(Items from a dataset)
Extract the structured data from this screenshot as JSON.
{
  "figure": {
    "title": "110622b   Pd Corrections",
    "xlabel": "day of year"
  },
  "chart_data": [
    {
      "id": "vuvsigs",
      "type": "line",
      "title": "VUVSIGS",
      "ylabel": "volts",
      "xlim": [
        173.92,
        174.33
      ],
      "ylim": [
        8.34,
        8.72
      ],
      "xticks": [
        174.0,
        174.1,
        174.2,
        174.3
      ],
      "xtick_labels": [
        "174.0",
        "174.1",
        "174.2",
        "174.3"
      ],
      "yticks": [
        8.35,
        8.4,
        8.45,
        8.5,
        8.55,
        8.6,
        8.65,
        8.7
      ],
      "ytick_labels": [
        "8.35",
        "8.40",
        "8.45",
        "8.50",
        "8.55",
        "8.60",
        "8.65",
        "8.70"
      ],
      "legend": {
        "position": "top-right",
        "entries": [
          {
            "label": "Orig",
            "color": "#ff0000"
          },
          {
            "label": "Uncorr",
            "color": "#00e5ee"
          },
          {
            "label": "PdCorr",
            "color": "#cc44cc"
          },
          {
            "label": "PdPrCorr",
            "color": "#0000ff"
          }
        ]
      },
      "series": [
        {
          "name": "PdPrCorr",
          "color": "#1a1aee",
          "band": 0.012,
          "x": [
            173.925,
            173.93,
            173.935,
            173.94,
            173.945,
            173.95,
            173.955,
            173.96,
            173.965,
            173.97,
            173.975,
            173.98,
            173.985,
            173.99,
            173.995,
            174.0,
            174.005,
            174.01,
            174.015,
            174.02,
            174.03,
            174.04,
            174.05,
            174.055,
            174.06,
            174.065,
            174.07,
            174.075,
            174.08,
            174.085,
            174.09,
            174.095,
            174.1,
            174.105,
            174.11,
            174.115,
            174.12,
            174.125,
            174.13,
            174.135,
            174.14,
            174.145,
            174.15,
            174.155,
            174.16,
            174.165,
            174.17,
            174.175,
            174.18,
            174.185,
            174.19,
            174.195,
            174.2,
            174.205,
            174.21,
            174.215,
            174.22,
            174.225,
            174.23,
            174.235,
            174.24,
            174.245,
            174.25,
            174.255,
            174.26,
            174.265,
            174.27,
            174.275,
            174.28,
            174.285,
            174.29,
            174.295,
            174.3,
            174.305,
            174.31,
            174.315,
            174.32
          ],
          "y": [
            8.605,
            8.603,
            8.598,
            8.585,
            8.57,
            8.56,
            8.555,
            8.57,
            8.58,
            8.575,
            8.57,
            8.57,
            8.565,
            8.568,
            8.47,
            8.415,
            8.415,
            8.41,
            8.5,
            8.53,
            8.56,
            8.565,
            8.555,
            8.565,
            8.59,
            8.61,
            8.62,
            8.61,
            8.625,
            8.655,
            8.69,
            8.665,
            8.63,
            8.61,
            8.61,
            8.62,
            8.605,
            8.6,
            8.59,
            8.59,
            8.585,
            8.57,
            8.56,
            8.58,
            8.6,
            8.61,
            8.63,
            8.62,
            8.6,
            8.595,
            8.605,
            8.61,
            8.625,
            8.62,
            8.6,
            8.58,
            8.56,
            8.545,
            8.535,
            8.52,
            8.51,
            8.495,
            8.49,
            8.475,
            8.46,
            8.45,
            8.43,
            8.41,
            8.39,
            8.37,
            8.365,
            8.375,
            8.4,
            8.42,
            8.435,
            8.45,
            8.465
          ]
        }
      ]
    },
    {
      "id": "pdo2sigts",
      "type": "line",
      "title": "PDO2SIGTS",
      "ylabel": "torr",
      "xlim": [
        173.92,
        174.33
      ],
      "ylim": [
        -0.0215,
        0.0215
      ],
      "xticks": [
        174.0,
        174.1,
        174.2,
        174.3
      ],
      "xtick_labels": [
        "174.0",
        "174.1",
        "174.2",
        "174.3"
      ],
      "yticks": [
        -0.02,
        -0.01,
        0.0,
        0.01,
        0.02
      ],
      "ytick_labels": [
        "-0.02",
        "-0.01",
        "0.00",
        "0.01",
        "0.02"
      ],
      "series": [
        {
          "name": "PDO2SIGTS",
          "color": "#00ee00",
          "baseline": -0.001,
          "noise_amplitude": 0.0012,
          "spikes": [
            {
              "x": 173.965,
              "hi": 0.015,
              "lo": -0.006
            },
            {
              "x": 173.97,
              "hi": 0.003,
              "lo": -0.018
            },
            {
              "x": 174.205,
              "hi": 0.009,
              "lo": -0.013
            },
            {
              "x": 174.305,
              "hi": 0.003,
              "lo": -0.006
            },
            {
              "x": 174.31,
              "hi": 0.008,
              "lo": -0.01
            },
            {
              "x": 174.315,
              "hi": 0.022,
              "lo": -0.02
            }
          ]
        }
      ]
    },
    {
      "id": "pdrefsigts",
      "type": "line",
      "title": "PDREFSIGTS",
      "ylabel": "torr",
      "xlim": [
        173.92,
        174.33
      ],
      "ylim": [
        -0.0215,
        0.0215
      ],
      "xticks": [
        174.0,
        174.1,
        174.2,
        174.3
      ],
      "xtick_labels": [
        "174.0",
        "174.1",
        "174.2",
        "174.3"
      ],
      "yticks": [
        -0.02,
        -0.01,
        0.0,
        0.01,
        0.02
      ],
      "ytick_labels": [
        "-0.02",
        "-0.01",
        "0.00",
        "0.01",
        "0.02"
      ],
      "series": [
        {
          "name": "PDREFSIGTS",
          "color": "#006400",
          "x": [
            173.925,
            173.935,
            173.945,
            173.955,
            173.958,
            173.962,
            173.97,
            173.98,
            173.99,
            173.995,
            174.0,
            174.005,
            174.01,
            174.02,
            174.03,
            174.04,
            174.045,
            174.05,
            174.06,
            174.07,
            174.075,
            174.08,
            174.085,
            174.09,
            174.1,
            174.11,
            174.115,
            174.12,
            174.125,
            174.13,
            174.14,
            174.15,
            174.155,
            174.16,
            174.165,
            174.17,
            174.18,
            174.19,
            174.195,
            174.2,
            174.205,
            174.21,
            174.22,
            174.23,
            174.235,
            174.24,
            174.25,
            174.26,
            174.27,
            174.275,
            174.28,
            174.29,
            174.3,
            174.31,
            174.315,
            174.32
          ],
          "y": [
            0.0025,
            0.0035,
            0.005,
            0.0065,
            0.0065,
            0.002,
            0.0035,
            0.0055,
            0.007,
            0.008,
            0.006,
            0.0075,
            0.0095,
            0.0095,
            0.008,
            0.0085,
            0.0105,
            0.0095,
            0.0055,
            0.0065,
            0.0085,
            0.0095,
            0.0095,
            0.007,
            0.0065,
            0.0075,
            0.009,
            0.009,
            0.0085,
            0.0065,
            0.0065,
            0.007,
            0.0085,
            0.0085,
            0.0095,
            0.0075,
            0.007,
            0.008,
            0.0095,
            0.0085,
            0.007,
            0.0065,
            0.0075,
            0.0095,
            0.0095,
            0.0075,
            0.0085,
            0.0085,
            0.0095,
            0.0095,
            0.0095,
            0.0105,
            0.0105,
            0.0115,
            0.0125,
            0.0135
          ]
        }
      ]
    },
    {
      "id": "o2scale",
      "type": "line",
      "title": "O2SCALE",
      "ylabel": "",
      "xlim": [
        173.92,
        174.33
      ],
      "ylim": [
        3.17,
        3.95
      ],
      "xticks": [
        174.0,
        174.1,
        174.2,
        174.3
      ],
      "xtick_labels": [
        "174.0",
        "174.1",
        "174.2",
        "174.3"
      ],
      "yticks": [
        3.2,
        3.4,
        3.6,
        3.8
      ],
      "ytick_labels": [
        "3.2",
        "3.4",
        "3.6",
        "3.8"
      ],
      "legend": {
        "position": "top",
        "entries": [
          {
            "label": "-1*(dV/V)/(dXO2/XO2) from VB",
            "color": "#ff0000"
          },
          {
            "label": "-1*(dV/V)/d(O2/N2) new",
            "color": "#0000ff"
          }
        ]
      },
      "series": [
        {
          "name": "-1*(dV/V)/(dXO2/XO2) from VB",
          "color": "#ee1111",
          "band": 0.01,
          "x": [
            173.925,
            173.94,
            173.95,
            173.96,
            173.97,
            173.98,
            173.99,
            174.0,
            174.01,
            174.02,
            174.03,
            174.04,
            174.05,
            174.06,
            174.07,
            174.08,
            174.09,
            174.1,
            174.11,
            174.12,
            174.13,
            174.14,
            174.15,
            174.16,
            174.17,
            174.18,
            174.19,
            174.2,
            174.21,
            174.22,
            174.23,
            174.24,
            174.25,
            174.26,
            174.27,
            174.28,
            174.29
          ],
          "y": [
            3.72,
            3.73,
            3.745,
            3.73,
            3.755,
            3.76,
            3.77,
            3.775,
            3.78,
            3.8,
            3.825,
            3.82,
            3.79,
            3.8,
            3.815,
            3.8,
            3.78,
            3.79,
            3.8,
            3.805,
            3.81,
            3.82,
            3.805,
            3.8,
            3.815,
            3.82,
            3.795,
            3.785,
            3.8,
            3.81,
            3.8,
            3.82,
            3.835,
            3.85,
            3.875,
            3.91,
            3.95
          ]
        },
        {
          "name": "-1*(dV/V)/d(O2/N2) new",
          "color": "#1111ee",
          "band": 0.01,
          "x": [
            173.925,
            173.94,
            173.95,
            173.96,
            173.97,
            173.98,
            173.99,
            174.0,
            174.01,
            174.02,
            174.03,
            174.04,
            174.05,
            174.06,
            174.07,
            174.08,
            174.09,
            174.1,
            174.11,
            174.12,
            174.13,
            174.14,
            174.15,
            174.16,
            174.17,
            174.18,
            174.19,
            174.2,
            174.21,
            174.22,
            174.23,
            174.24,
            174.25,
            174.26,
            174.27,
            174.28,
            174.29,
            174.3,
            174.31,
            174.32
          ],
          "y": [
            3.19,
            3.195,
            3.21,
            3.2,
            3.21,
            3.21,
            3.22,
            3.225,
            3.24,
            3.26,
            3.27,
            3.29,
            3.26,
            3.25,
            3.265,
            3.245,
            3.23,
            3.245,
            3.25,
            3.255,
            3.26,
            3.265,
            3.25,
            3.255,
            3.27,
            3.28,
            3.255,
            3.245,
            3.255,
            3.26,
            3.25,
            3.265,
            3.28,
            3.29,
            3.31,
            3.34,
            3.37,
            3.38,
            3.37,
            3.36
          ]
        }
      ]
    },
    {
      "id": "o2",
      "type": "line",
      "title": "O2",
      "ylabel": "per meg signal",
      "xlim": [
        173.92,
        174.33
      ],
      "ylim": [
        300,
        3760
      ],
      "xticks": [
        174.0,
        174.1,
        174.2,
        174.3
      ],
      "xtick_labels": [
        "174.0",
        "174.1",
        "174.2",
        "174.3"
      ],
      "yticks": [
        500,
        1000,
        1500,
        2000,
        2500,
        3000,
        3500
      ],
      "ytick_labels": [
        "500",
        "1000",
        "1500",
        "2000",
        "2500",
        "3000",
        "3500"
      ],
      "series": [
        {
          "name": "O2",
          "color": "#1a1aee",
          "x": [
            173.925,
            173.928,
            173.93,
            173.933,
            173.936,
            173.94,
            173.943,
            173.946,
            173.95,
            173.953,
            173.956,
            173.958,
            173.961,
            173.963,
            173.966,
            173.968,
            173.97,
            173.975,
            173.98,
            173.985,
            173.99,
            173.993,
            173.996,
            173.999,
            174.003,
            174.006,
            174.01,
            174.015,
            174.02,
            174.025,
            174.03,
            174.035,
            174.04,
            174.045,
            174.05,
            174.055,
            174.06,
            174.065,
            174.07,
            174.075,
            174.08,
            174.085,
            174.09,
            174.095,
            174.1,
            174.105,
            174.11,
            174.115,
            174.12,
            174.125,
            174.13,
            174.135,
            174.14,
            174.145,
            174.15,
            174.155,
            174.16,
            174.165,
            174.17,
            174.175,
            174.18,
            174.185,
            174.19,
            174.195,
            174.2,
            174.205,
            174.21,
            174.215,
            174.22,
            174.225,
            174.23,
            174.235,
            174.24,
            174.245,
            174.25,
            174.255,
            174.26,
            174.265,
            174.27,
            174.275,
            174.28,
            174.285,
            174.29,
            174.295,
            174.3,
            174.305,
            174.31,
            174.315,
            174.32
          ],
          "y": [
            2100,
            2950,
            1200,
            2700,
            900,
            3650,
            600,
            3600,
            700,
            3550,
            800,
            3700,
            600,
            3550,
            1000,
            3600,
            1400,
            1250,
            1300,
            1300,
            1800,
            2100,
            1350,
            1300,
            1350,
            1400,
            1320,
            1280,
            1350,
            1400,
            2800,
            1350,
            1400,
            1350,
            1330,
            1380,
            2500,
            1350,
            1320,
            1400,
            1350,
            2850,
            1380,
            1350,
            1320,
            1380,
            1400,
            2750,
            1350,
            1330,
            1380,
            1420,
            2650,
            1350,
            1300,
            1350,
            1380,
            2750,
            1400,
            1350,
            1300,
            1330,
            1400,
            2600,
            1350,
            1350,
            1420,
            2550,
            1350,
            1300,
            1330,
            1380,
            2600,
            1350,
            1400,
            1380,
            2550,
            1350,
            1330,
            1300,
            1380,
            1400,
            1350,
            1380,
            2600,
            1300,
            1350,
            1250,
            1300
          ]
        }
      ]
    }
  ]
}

(Aim of the exercise)
Scan the material and collect every line that contains "ylabel".

(Solution for this task)
      "ylabel": "volts",
      "ylabel": "torr",
      "ylabel": "torr",
      "ylabel": "",
      "ylabel": "per meg signal",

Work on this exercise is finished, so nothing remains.